## Goal of the exercise
The answer is an exact repeat of the entries below, with the pictures omitted.

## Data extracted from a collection
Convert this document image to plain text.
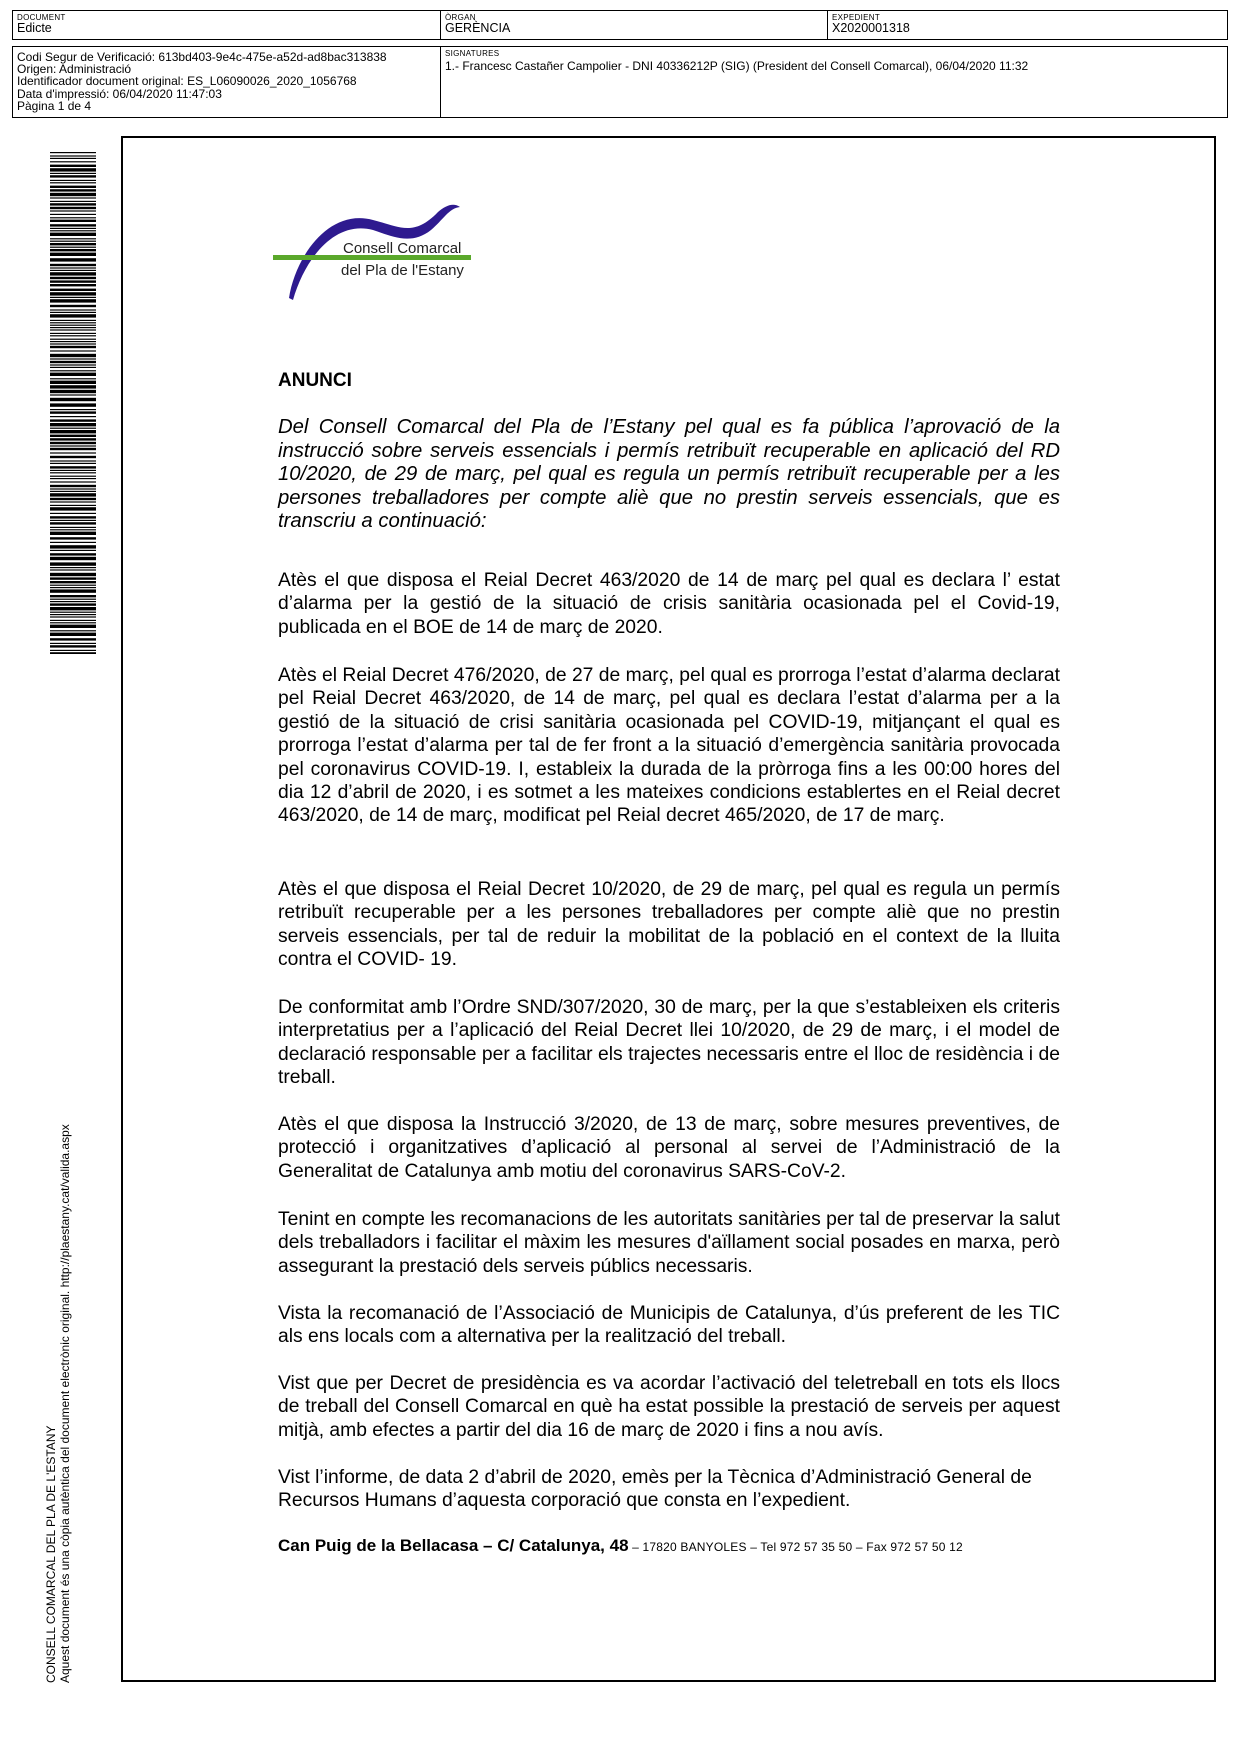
DOCUMENT
Edicte
ÒRGAN
GERÈNCIA
EXPEDIENT
X2020001318
Codi Segur de Verificació: 613bd403-9e4c-475e-a52d-ad8bac313838
Origen: Administració
Identificador document original: ES_L06090026_2020_1056768
Data d'impressió: 06/04/2020 11:47:03
Pàgina 1 de 4
SIGNATURES
1.- Francesc Castañer Campolier - DNI 40336212P (SIG) (President del Consell Comarcal), 06/04/2020 11:32
CONSELL COMARCAL DEL PLA DE L'ESTANY Aquest document és una còpia autèntica del document electrònic original. http://plaestany.cat/valida.aspx
Consell Comarcal
del Pla de l'Estany
ANUNCI
Del Consell Comarcal del Pla de l’Estany pel qual es fa pública l’aprovació de la instrucció sobre serveis essencials i permís retribuït recuperable en aplicació del RD 10/2020, de 29 de març, pel qual es regula un permís retribuït recuperable per a les persones treballadores per compte aliè que no prestin serveis essencials, que es transcriu a continuació:
Atès el que disposa el Reial Decret 463/2020 de 14 de març pel qual es declara l’ estat d’alarma per la gestió de la situació de crisis sanitària ocasionada pel el Covid-19, publicada en el BOE de 14 de març de 2020.
Atès el Reial Decret 476/2020, de 27 de març, pel qual es prorroga l’estat d’alarma declarat pel Reial Decret 463/2020, de 14 de març, pel qual es declara l’estat d’alarma per a la gestió de la situació de crisi sanitària ocasionada pel COVID-19, mitjançant el qual es prorroga l’estat d’alarma per tal de fer front a la situació d’emergència sanitària provocada pel coronavirus COVID-19. I, estableix la durada de la pròrroga fins a les 00:00 hores del dia 12 d’abril de 2020, i es sotmet a les mateixes condicions establertes en el Reial decret 463/2020, de 14 de març, modificat pel Reial decret 465/2020, de 17 de març.
Atès el que disposa el Reial Decret 10/2020, de 29 de març, pel qual es regula un permís retribuït recuperable per a les persones treballadores per compte aliè que no prestin serveis essencials, per tal de reduir la mobilitat de la població en el context de la lluita contra el COVID- 19.
De conformitat amb l’Ordre SND/307/2020, 30 de març, per la que s’estableixen els criteris interpretatius per a l’aplicació del Reial Decret llei 10/2020, de 29 de març, i el model de declaració responsable per a facilitar els trajectes necessaris entre el lloc de residència i de treball.
Atès el que disposa la Instrucció 3/2020, de 13 de març, sobre mesures preventives, de protecció i organitzatives d’aplicació al personal al servei de l’Administració de la Generalitat de Catalunya amb motiu del coronavirus SARS-CoV-2.
Tenint en compte les recomanacions de les autoritats sanitàries per tal de preservar la salut dels treballadors i facilitar el màxim les mesures d'aïllament social posades en marxa, però assegurant la prestació dels serveis públics necessaris.
Vista la recomanació de l’Associació de Municipis de Catalunya, d’ús preferent de les TIC als ens locals com a alternativa per la realització del treball.
Vist que per Decret de presidència es va acordar l’activació del teletreball en tots els llocs de treball del Consell Comarcal en què ha estat possible la prestació de serveis per aquest mitjà, amb efectes a partir del dia 16 de març de 2020 i fins a nou avís.
Vist l’informe, de data 2 d’abril de 2020, emès per la Tècnica d’Administració General de Recursos Humans d’aquesta corporació que consta en l’expedient.
Can Puig de la Bellacasa – C/ Catalunya, 48 – 17820 BANYOLES – Tel 972 57 35 50 – Fax 972 57 50 12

## Completed exercise
Convert this document image to plain text.
DOCUMENT
Edicte
ÒRGAN
GERÈNCIA
EXPEDIENT
X2020001318
Codi Segur de Verificació: 613bd403-9e4c-475e-a52d-ad8bac313838
Origen: Administració
Identificador document original: ES_L06090026_2020_1056768
Data d'impressió: 06/04/2020 11:47:03
Pàgina 1 de 4
SIGNATURES
1.- Francesc Castañer Campolier - DNI 40336212P (SIG) (President del Consell Comarcal), 06/04/2020 11:32
CONSELL COMARCAL DEL PLA DE L'ESTANY Aquest document és una còpia autèntica del document electrònic original. http://plaestany.cat/valida.aspx
Consell Comarcal
del Pla de l'Estany
ANUNCI
Del Consell Comarcal del Pla de l’Estany pel qual es fa pública l’aprovació de la instrucció sobre serveis essencials i permís retribuït recuperable en aplicació del RD 10/2020, de 29 de març, pel qual es regula un permís retribuït recuperable per a les persones treballadores per compte aliè que no prestin serveis essencials, que es transcriu a continuació:
Atès el que disposa el Reial Decret 463/2020 de 14 de març pel qual es declara l’ estat d’alarma per la gestió de la situació de crisis sanitària ocasionada pel el Covid-19, publicada en el BOE de 14 de març de 2020.
Atès el Reial Decret 476/2020, de 27 de març, pel qual es prorroga l’estat d’alarma declarat pel Reial Decret 463/2020, de 14 de març, pel qual es declara l’estat d’alarma per a la gestió de la situació de crisi sanitària ocasionada pel COVID-19, mitjançant el qual es prorroga l’estat d’alarma per tal de fer front a la situació d’emergència sanitària provocada pel coronavirus COVID-19. I, estableix la durada de la pròrroga fins a les 00:00 hores del dia 12 d’abril de 2020, i es sotmet a les mateixes condicions establertes en el Reial decret 463/2020, de 14 de març, modificat pel Reial decret 465/2020, de 17 de març.
Atès el que disposa el Reial Decret 10/2020, de 29 de març, pel qual es regula un permís retribuït recuperable per a les persones treballadores per compte aliè que no prestin serveis essencials, per tal de reduir la mobilitat de la població en el context de la lluita contra el COVID- 19.
De conformitat amb l’Ordre SND/307/2020, 30 de març, per la que s’estableixen els criteris interpretatius per a l’aplicació del Reial Decret llei 10/2020, de 29 de març, i el model de declaració responsable per a facilitar els trajectes necessaris entre el lloc de residència i de treball.
Atès el que disposa la Instrucció 3/2020, de 13 de març, sobre mesures preventives, de protecció i organitzatives d’aplicació al personal al servei de l’Administració de la Generalitat de Catalunya amb motiu del coronavirus SARS-CoV-2.
Tenint en compte les recomanacions de les autoritats sanitàries per tal de preservar la salut dels treballadors i facilitar el màxim les mesures d'aïllament social posades en marxa, però assegurant la prestació dels serveis públics necessaris.
Vista la recomanació de l’Associació de Municipis de Catalunya, d’ús preferent de les TIC als ens locals com a alternativa per la realització del treball.
Vist que per Decret de presidència es va acordar l’activació del teletreball en tots els llocs de treball del Consell Comarcal en què ha estat possible la prestació de serveis per aquest mitjà, amb efectes a partir del dia 16 de març de 2020 i fins a nou avís.
Vist l’informe, de data 2 d’abril de 2020, emès per la Tècnica d’Administració General de Recursos Humans d’aquesta corporació que consta en l’expedient.
Can Puig de la Bellacasa – C/ Catalunya, 48 – 17820 BANYOLES – Tel 972 57 35 50 – Fax 972 57 50 12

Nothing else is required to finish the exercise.